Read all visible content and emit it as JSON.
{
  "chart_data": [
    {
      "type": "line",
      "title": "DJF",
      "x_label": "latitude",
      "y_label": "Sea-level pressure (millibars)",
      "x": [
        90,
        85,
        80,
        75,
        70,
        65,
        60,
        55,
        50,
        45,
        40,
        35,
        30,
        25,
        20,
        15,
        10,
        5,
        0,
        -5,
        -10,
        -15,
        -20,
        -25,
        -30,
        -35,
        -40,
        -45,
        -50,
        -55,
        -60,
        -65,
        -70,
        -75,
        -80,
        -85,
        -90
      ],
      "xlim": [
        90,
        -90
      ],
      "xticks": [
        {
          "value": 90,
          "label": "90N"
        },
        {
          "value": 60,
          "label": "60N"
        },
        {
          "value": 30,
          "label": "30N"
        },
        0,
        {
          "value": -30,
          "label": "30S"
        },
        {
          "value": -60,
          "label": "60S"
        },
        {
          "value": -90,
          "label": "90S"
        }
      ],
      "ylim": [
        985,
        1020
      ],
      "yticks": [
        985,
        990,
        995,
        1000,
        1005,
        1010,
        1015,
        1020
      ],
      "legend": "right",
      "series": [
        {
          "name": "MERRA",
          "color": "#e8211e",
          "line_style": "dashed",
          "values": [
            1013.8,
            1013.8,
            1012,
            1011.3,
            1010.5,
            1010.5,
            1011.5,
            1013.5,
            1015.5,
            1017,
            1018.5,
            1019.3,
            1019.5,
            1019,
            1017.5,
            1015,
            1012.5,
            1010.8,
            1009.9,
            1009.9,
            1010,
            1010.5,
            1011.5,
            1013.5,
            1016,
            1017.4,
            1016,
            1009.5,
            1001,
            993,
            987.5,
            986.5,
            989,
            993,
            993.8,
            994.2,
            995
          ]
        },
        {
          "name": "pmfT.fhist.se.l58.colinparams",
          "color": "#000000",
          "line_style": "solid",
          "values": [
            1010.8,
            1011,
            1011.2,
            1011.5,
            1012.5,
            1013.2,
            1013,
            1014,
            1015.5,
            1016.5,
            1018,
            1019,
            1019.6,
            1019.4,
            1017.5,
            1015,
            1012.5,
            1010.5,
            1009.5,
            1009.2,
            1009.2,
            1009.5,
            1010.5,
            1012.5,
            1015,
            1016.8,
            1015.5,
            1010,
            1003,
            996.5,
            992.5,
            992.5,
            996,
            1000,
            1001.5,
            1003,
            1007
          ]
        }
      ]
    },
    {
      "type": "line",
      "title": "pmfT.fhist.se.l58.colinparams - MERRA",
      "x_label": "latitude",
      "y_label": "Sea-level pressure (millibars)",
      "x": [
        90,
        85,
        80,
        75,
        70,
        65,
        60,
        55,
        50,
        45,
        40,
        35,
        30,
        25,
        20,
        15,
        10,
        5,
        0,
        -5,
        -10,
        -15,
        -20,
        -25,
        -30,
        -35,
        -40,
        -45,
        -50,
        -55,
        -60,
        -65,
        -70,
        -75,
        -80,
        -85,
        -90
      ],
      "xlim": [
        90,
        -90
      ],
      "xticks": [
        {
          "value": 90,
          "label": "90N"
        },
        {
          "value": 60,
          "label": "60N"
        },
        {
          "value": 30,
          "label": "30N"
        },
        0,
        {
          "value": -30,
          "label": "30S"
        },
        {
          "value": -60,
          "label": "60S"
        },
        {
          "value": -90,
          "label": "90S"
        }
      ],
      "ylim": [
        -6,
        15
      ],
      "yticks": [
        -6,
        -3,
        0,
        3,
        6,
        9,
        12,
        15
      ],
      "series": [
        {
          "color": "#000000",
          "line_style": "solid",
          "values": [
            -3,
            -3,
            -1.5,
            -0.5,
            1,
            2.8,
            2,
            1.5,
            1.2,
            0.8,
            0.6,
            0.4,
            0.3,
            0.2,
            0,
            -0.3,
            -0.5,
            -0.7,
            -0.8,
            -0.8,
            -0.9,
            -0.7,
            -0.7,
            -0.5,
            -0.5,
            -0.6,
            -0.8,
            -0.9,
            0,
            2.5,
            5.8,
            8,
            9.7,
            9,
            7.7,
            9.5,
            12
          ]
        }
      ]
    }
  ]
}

◆ ◆ ◆

Write the material out again in its entirety, exactly as shown.

** THE ANSWER **
Read all visible content and emit it as JSON.
{
  "chart_data": [
    {
      "type": "line",
      "title": "DJF",
      "x_label": "latitude",
      "y_label": "Sea-level pressure (millibars)",
      "x": [
        90,
        85,
        80,
        75,
        70,
        65,
        60,
        55,
        50,
        45,
        40,
        35,
        30,
        25,
        20,
        15,
        10,
        5,
        0,
        -5,
        -10,
        -15,
        -20,
        -25,
        -30,
        -35,
        -40,
        -45,
        -50,
        -55,
        -60,
        -65,
        -70,
        -75,
        -80,
        -85,
        -90
      ],
      "xlim": [
        90,
        -90
      ],
      "xticks": [
        {
          "value": 90,
          "label": "90N"
        },
        {
          "value": 60,
          "label": "60N"
        },
        {
          "value": 30,
          "label": "30N"
        },
        0,
        {
          "value": -30,
          "label": "30S"
        },
        {
          "value": -60,
          "label": "60S"
        },
        {
          "value": -90,
          "label": "90S"
        }
      ],
      "ylim": [
        985,
        1020
      ],
      "yticks": [
        985,
        990,
        995,
        1000,
        1005,
        1010,
        1015,
        1020
      ],
      "legend": "right",
      "series": [
        {
          "name": "MERRA",
          "color": "#e8211e",
          "line_style": "dashed",
          "values": [
            1013.8,
            1013.8,
            1012,
            1011.3,
            1010.5,
            1010.5,
            1011.5,
            1013.5,
            1015.5,
            1017,
            1018.5,
            1019.3,
            1019.5,
            1019,
            1017.5,
            1015,
            1012.5,
            1010.8,
            1009.9,
            1009.9,
            1010,
            1010.5,
            1011.5,
            1013.5,
            1016,
            1017.4,
            1016,
            1009.5,
            1001,
            993,
            987.5,
            986.5,
            989,
            993,
            993.8,
            994.2,
            995
          ]
        },
        {
          "name": "pmfT.fhist.se.l58.colinparams",
          "color": "#000000",
          "line_style": "solid",
          "values": [
            1010.8,
            1011,
            1011.2,
            1011.5,
            1012.5,
            1013.2,
            1013,
            1014,
            1015.5,
            1016.5,
            1018,
            1019,
            1019.6,
            1019.4,
            1017.5,
            1015,
            1012.5,
            1010.5,
            1009.5,
            1009.2,
            1009.2,
            1009.5,
            1010.5,
            1012.5,
            1015,
            1016.8,
            1015.5,
            1010,
            1003,
            996.5,
            992.5,
            992.5,
            996,
            1000,
            1001.5,
            1003,
            1007
          ]
        }
      ]
    },
    {
      "type": "line",
      "title": "pmfT.fhist.se.l58.colinparams - MERRA",
      "x_label": "latitude",
      "y_label": "Sea-level pressure (millibars)",
      "x": [
        90,
        85,
        80,
        75,
        70,
        65,
        60,
        55,
        50,
        45,
        40,
        35,
        30,
        25,
        20,
        15,
        10,
        5,
        0,
        -5,
        -10,
        -15,
        -20,
        -25,
        -30,
        -35,
        -40,
        -45,
        -50,
        -55,
        -60,
        -65,
        -70,
        -75,
        -80,
        -85,
        -90
      ],
      "xlim": [
        90,
        -90
      ],
      "xticks": [
        {
          "value": 90,
          "label": "90N"
        },
        {
          "value": 60,
          "label": "60N"
        },
        {
          "value": 30,
          "label": "30N"
        },
        0,
        {
          "value": -30,
          "label": "30S"
        },
        {
          "value": -60,
          "label": "60S"
        },
        {
          "value": -90,
          "label": "90S"
        }
      ],
      "ylim": [
        -6,
        15
      ],
      "yticks": [
        -6,
        -3,
        0,
        3,
        6,
        9,
        12,
        15
      ],
      "series": [
        {
          "color": "#000000",
          "line_style": "solid",
          "values": [
            -3,
            -3,
            -1.5,
            -0.5,
            1,
            2.8,
            2,
            1.5,
            1.2,
            0.8,
            0.6,
            0.4,
            0.3,
            0.2,
            0,
            -0.3,
            -0.5,
            -0.7,
            -0.8,
            -0.8,
            -0.9,
            -0.7,
            -0.7,
            -0.5,
            -0.5,
            -0.6,
            -0.8,
            -0.9,
            0,
            2.5,
            5.8,
            8,
            9.7,
            9,
            7.7,
            9.5,
            12
          ]
        }
      ]
    }
  ]
}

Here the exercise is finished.